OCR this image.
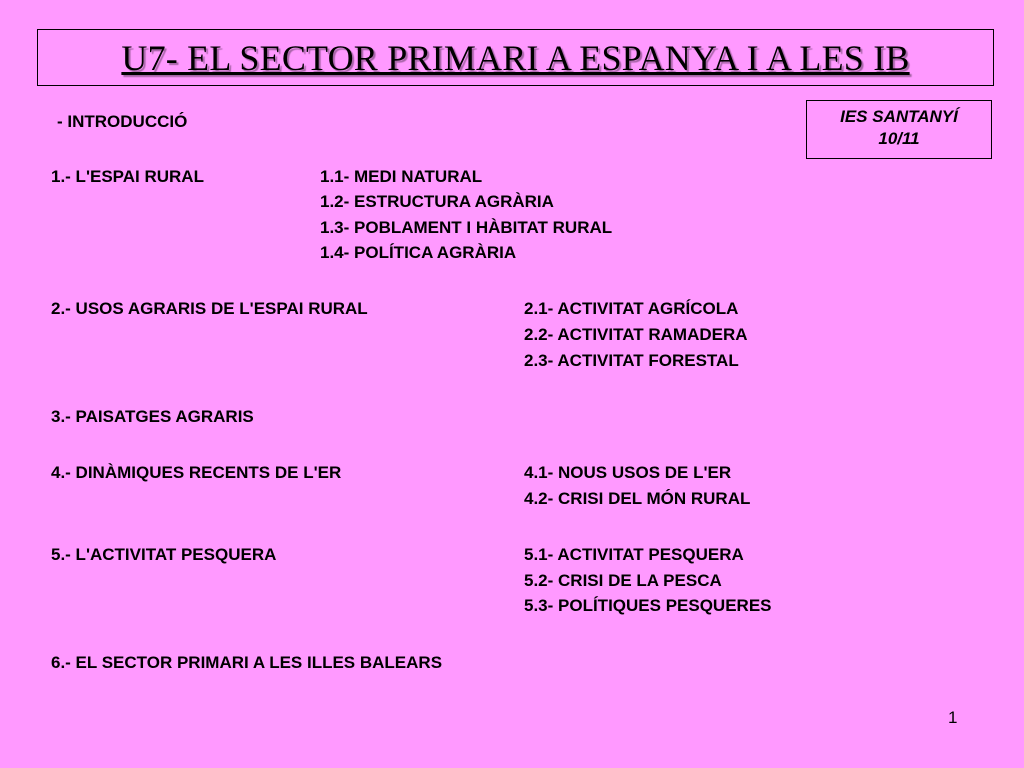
U7- EL SECTOR PRIMARI A ESPANYA I A LES IB
IES SANTANYÍ
10/11
- INTRODUCCIÓ
1.- L'ESPAI RURAL	1.1- MEDI NATURAL
1.2- ESTRUCTURA AGRÀRIA
1.3- POBLAMENT I HÀBITAT RURAL
1.4- POLÍTICA AGRÀRIA
2.- USOS AGRARIS DE L'ESPAI RURAL	2.1- ACTIVITAT AGRÍCOLA
2.2- ACTIVITAT RAMADERA
2.3- ACTIVITAT FORESTAL
3.- PAISATGES AGRARIS
4.- DINÀMIQUES RECENTS DE L'ER	4.1- NOUS USOS DE L'ER
4.2- CRISI DEL MÓN RURAL
5.- L'ACTIVITAT PESQUERA	5.1- ACTIVITAT PESQUERA
5.2- CRISI DE LA PESCA
5.3- POLÍTIQUES PESQUERES
6.- EL SECTOR PRIMARI A LES ILLES BALEARS
1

→ Direction: Print each record exactly as it stands, leaving the images out.

→ Output of the task:
OCR this image.
U7- EL SECTOR PRIMARI A ESPANYA I A LES IB
IES SANTANYÍ
10/11
- INTRODUCCIÓ
1.- L'ESPAI RURAL	1.1- MEDI NATURAL
1.2- ESTRUCTURA AGRÀRIA
1.3- POBLAMENT I HÀBITAT RURAL
1.4- POLÍTICA AGRÀRIA
2.- USOS AGRARIS DE L'ESPAI RURAL	2.1- ACTIVITAT AGRÍCOLA
2.2- ACTIVITAT RAMADERA
2.3- ACTIVITAT FORESTAL
3.- PAISATGES AGRARIS
4.- DINÀMIQUES RECENTS DE L'ER	4.1- NOUS USOS DE L'ER
4.2- CRISI DEL MÓN RURAL
5.- L'ACTIVITAT PESQUERA	5.1- ACTIVITAT PESQUERA
5.2- CRISI DE LA PESCA
5.3- POLÍTIQUES PESQUERES
6.- EL SECTOR PRIMARI A LES ILLES BALEARS
1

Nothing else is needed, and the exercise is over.